* [WRITTEN EXERCISE]: Collect each line holding the string "name".

= = = =

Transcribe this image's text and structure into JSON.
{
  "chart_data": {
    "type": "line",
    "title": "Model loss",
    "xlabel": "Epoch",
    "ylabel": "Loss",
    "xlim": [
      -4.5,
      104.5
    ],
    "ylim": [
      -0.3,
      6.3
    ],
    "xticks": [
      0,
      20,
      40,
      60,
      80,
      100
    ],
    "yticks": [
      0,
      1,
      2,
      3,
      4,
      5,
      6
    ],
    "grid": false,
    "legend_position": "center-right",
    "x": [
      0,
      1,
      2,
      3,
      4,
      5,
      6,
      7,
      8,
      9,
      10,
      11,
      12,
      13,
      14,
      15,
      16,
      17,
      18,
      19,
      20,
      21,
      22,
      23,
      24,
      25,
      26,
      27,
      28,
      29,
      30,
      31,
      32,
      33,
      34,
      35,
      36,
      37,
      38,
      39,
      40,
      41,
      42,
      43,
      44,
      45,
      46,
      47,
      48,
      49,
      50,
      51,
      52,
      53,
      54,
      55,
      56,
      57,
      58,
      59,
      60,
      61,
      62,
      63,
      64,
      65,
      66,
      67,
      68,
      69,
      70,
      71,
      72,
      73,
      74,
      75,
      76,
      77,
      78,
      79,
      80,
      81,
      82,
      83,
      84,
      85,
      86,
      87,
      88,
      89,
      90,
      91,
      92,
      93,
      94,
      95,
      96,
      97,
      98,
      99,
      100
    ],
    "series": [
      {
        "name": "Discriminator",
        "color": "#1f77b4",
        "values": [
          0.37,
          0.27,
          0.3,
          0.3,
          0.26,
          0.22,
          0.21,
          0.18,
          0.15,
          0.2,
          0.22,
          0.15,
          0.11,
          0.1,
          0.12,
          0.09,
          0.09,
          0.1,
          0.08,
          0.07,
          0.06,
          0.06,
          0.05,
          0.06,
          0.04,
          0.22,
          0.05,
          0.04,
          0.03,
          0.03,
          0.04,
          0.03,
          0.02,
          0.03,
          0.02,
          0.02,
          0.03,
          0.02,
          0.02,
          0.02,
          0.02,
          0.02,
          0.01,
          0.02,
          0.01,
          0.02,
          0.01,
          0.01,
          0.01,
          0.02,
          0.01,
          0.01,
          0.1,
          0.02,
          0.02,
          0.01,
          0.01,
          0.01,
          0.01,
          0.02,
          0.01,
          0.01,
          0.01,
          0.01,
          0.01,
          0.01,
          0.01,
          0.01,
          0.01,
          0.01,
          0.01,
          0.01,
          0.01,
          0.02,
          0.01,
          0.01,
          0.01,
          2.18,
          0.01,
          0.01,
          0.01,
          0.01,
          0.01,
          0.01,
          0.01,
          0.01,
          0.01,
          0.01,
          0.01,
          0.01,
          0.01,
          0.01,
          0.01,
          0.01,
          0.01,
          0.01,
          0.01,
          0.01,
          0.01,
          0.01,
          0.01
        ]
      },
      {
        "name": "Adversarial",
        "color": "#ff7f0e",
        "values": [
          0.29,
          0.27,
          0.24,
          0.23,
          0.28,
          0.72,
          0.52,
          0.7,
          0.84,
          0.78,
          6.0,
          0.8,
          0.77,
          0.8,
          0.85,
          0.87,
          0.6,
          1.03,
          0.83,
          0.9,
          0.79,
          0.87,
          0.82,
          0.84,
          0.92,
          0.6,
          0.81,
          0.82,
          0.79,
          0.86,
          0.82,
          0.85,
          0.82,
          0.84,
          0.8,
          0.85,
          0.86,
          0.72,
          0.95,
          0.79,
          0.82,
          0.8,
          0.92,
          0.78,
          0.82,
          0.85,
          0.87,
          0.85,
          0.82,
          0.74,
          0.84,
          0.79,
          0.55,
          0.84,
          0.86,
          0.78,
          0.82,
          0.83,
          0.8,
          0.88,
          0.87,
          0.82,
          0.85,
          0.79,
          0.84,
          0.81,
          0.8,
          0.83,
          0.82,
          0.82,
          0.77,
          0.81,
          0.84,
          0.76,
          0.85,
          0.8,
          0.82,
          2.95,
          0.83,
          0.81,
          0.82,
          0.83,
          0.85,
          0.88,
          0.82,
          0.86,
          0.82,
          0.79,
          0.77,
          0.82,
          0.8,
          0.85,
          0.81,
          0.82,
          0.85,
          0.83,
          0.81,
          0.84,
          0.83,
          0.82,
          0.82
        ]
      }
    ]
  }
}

= = = =

* [WRITTEN ANSWER]:
        "name": "Discriminator",
        "name": "Adversarial",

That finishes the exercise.